Task instructions:
Starting from the line containing "Type out the text in this image.", write out the rest of the entries exactly, through the final line, including nothing else.

Stored records:
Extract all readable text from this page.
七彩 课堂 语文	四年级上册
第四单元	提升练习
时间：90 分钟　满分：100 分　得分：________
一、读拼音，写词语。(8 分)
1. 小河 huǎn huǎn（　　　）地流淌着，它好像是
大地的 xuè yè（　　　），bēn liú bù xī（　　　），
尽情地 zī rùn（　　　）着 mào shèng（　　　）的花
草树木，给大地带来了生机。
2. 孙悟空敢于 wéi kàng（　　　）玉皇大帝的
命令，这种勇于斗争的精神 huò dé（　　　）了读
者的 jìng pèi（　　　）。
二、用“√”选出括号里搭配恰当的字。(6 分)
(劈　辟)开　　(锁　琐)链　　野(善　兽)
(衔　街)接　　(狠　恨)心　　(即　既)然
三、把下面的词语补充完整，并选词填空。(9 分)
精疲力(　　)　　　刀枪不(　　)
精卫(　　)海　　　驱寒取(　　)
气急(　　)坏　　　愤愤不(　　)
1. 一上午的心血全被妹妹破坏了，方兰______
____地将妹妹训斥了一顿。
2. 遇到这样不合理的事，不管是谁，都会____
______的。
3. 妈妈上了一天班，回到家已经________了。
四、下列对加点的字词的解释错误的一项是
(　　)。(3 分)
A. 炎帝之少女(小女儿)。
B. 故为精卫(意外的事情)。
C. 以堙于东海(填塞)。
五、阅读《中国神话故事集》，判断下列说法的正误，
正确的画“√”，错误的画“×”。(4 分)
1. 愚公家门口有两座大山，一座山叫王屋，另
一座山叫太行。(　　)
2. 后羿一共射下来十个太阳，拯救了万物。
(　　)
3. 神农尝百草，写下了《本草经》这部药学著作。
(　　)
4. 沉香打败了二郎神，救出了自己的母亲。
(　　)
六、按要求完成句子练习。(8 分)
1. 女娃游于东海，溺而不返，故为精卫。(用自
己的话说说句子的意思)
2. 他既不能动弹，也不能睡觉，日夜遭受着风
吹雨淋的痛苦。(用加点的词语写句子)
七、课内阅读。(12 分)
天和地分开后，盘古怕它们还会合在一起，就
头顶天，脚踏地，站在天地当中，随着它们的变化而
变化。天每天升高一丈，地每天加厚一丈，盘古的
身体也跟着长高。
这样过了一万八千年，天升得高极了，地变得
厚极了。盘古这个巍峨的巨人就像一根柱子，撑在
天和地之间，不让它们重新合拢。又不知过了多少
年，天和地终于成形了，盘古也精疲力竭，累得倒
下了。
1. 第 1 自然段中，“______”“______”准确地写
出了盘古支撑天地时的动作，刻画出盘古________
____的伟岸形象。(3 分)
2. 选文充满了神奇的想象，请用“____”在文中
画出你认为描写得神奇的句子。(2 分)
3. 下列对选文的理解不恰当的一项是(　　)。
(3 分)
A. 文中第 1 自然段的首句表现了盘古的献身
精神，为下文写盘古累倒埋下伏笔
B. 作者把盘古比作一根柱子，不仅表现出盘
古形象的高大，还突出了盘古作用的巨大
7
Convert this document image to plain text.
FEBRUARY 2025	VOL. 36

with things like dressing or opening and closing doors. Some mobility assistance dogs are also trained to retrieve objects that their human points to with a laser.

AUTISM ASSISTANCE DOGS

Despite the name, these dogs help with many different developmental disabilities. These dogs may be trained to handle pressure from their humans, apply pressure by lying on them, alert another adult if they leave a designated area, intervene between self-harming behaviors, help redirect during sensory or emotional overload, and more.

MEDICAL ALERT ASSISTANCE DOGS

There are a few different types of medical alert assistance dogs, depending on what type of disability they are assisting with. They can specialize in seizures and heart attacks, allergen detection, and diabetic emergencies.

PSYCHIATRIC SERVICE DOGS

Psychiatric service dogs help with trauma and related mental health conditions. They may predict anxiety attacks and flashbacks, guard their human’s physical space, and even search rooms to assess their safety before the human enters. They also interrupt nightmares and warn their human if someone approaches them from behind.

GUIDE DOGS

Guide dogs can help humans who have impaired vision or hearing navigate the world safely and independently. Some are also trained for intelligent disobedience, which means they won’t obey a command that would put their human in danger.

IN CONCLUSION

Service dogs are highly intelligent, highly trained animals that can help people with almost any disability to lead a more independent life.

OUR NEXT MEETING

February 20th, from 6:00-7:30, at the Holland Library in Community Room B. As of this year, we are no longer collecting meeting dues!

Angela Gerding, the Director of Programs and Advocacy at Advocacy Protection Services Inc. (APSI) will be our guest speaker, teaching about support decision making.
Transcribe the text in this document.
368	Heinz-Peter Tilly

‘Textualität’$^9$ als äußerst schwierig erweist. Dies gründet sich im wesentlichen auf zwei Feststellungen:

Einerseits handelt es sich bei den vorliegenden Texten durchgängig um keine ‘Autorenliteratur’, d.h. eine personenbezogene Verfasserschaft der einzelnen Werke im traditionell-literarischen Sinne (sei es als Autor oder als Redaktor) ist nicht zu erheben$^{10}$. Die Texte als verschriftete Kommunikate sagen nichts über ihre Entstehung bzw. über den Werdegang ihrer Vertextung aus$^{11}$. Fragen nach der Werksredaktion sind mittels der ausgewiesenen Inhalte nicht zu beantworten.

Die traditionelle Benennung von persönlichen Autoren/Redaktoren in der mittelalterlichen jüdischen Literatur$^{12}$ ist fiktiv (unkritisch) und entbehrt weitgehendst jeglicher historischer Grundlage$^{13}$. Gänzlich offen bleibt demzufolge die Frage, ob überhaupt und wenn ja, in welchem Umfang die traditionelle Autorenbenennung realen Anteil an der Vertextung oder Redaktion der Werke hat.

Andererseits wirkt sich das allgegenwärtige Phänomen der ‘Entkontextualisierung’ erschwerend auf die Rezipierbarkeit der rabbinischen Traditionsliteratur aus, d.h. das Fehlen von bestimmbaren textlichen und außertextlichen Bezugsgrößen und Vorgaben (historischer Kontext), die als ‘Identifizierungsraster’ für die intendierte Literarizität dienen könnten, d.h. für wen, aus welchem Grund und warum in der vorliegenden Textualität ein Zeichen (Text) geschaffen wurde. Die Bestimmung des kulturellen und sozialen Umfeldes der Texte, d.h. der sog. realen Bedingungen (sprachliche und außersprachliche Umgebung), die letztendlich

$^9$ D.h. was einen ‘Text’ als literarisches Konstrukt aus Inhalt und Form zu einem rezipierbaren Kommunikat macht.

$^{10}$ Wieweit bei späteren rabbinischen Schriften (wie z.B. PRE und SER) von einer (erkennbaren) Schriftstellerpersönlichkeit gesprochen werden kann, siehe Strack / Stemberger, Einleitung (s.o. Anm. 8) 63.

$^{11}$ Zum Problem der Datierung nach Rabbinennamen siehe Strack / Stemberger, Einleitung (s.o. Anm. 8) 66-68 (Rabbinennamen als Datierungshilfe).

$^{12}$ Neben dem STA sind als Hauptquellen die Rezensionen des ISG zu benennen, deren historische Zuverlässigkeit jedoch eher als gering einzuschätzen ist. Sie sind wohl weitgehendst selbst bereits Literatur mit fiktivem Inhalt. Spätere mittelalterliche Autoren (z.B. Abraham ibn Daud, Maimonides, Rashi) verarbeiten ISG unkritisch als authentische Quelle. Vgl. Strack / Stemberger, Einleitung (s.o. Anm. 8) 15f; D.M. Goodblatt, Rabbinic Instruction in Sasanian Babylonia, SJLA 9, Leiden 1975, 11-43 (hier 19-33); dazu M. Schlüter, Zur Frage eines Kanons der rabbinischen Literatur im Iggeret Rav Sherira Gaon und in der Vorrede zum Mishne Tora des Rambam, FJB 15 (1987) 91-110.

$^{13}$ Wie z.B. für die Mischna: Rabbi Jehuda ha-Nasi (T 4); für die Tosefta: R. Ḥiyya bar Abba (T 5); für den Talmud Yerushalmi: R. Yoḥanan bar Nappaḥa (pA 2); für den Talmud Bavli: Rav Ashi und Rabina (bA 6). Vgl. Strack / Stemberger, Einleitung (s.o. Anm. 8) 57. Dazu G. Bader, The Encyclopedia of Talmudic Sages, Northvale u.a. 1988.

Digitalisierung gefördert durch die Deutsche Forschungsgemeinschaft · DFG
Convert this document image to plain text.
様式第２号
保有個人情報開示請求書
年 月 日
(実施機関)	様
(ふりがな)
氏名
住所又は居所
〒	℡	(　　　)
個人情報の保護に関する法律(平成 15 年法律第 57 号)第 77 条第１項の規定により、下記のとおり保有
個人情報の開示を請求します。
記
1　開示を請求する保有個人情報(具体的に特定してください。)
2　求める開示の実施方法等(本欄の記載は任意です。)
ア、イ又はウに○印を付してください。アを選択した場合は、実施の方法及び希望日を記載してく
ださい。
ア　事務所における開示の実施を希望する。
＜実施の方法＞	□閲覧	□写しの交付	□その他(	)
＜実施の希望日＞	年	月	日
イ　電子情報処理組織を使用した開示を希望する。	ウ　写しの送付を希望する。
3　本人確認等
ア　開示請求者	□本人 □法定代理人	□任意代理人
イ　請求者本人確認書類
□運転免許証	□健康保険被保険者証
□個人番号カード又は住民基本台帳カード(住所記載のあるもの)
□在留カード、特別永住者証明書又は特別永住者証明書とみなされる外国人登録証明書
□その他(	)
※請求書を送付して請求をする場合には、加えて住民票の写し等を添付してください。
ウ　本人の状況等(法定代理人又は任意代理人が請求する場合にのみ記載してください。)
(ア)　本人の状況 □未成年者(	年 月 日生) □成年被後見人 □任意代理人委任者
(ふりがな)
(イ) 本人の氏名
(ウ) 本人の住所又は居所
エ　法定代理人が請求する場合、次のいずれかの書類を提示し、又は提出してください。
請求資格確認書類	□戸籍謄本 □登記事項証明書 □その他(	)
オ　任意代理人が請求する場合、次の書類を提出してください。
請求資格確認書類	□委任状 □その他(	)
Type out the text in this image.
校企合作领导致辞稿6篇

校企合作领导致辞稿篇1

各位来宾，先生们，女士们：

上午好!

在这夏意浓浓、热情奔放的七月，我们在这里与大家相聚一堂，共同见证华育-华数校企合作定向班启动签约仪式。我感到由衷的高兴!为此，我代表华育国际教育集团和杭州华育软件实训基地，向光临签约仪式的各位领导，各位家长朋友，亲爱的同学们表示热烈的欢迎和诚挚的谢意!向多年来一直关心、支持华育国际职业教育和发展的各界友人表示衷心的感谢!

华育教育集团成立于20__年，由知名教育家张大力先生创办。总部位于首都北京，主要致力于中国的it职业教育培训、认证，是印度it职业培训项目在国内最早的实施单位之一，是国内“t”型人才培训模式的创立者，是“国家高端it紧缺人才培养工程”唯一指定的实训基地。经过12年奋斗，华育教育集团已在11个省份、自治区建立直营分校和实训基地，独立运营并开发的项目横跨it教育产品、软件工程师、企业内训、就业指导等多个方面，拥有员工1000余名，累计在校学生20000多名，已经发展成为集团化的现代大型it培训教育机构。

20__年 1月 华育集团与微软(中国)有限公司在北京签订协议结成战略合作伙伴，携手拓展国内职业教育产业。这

Result:
Type out the text in this image.
校企合作领导致辞稿6篇

校企合作领导致辞稿篇1

各位来宾，先生们，女士们：

上午好!

在这夏意浓浓、热情奔放的七月，我们在这里与大家相聚一堂，共同见证华育-华数校企合作定向班启动签约仪式。我感到由衷的高兴!为此，我代表华育国际教育集团和杭州华育软件实训基地，向光临签约仪式的各位领导，各位家长朋友，亲爱的同学们表示热烈的欢迎和诚挚的谢意!向多年来一直关心、支持华育国际职业教育和发展的各界友人表示衷心的感谢!

华育教育集团成立于20__年，由知名教育家张大力先生创办。总部位于首都北京，主要致力于中国的it职业教育培训、认证，是印度it职业培训项目在国内最早的实施单位之一，是国内“t”型人才培训模式的创立者，是“国家高端it紧缺人才培养工程”唯一指定的实训基地。经过12年奋斗，华育教育集团已在11个省份、自治区建立直营分校和实训基地，独立运营并开发的项目横跨it教育产品、软件工程师、企业内训、就业指导等多个方面，拥有员工1000余名，累计在校学生20000多名，已经发展成为集团化的现代大型it培训教育机构。

20__年 1月 华育集团与微软(中国)有限公司在北京签订协议结成战略合作伙伴，携手拓展国内职业教育产业。这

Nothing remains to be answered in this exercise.